Set down each line of the material that follows, exactly, with no pictures.

(Figure record extracts)
-- begin --

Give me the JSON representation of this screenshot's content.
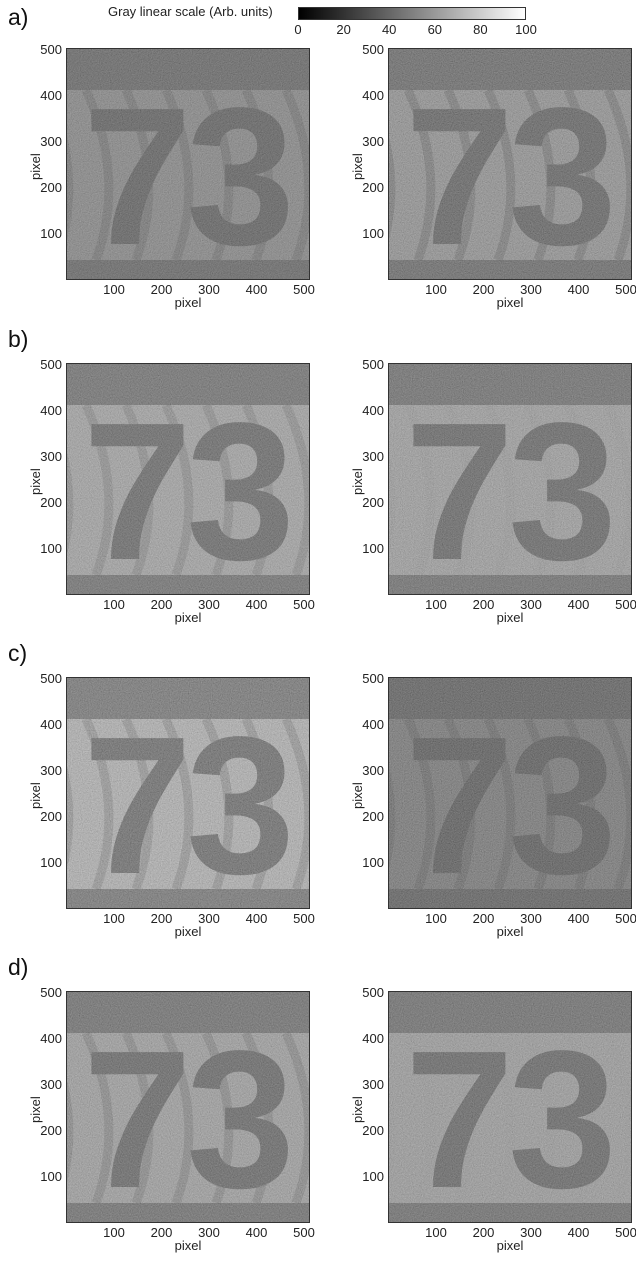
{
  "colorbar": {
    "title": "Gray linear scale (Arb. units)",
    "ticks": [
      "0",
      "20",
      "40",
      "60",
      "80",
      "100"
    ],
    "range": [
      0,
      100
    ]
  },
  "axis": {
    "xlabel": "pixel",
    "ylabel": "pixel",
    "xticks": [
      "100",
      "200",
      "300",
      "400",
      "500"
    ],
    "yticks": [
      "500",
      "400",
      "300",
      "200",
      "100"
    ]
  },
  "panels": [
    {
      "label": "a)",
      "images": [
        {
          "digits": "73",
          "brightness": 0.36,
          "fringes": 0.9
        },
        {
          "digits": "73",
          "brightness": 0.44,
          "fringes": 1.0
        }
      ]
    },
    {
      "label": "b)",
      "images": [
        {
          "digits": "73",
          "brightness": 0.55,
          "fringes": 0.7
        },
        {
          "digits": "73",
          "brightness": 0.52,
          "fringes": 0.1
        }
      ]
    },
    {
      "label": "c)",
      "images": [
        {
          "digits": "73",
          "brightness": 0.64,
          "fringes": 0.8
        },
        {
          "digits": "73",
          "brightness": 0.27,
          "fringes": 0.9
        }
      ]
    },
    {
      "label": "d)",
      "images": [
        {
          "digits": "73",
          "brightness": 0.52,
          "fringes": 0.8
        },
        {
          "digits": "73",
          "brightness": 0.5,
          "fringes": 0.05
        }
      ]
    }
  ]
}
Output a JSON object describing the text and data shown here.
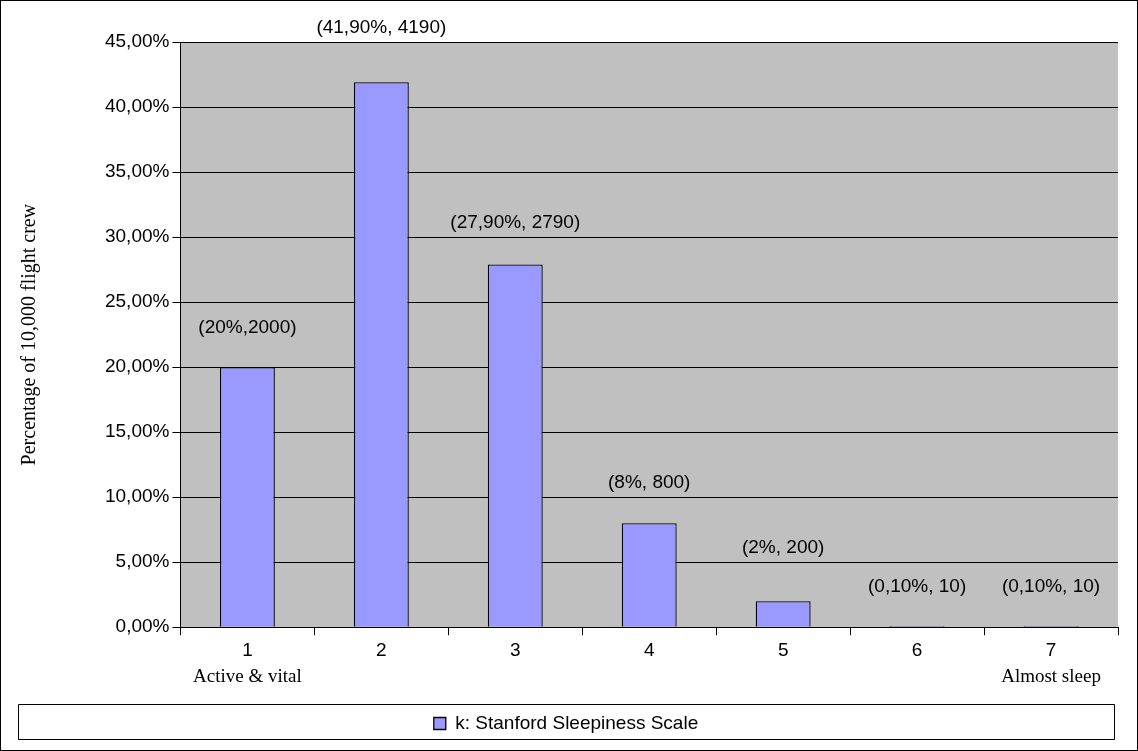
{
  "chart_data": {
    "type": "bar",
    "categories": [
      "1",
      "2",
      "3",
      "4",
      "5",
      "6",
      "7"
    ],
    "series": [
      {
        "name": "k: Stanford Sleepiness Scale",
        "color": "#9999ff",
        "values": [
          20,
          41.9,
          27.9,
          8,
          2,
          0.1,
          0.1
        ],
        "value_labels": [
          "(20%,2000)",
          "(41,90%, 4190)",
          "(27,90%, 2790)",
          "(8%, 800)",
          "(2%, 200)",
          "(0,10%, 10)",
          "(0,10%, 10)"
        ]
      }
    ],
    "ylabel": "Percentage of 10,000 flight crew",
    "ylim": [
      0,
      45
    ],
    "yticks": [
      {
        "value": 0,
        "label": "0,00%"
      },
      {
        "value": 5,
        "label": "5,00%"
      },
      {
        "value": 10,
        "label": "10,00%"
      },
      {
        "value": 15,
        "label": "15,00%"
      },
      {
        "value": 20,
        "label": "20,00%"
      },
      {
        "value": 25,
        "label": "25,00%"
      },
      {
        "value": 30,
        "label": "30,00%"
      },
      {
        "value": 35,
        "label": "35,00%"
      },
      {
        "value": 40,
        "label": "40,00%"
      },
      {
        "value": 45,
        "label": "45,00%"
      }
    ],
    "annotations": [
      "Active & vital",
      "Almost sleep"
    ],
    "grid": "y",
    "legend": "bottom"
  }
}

-- end --

▸ **FINISHED ANSWER**:
Give me the JSON representation of this screenshot's content.
{
  "colorbar": {
    "title": "Gray linear scale (Arb. units)",
    "ticks": [
      "0",
      "20",
      "40",
      "60",
      "80",
      "100"
    ],
    "range": [
      0,
      100
    ]
  },
  "axis": {
    "xlabel": "pixel",
    "ylabel": "pixel",
    "xticks": [
      "100",
      "200",
      "300",
      "400",
      "500"
    ],
    "yticks": [
      "500",
      "400",
      "300",
      "200",
      "100"
    ]
  },
  "panels": [
    {
      "label": "a)",
      "images": [
        {
          "digits": "73",
          "brightness": 0.36,
          "fringes": 0.9
        },
        {
          "digits": "73",
          "brightness": 0.44,
          "fringes": 1.0
        }
      ]
    },
    {
      "label": "b)",
      "images": [
        {
          "digits": "73",
          "brightness": 0.55,
          "fringes": 0.7
        },
        {
          "digits": "73",
          "brightness": 0.52,
          "fringes": 0.1
        }
      ]
    },
    {
      "label": "c)",
      "images": [
        {
          "digits": "73",
          "brightness": 0.64,
          "fringes": 0.8
        },
        {
          "digits": "73",
          "brightness": 0.27,
          "fringes": 0.9
        }
      ]
    },
    {
      "label": "d)",
      "images": [
        {
          "digits": "73",
          "brightness": 0.52,
          "fringes": 0.8
        },
        {
          "digits": "73",
          "brightness": 0.5,
          "fringes": 0.05
        }
      ]
    }
  ]
}
Output a JSON object describing the text and data shown here.
{
  "chart_data": {
    "type": "bar",
    "categories": [
      "1",
      "2",
      "3",
      "4",
      "5",
      "6",
      "7"
    ],
    "series": [
      {
        "name": "k: Stanford Sleepiness Scale",
        "color": "#9999ff",
        "values": [
          20,
          41.9,
          27.9,
          8,
          2,
          0.1,
          0.1
        ],
        "value_labels": [
          "(20%,2000)",
          "(41,90%, 4190)",
          "(27,90%, 2790)",
          "(8%, 800)",
          "(2%, 200)",
          "(0,10%, 10)",
          "(0,10%, 10)"
        ]
      }
    ],
    "ylabel": "Percentage of 10,000 flight crew",
    "ylim": [
      0,
      45
    ],
    "yticks": [
      {
        "value": 0,
        "label": "0,00%"
      },
      {
        "value": 5,
        "label": "5,00%"
      },
      {
        "value": 10,
        "label": "10,00%"
      },
      {
        "value": 15,
        "label": "15,00%"
      },
      {
        "value": 20,
        "label": "20,00%"
      },
      {
        "value": 25,
        "label": "25,00%"
      },
      {
        "value": 30,
        "label": "30,00%"
      },
      {
        "value": 35,
        "label": "35,00%"
      },
      {
        "value": 40,
        "label": "40,00%"
      },
      {
        "value": 45,
        "label": "45,00%"
      }
    ],
    "annotations": [
      "Active & vital",
      "Almost sleep"
    ],
    "grid": "y",
    "legend": "bottom"
  }
}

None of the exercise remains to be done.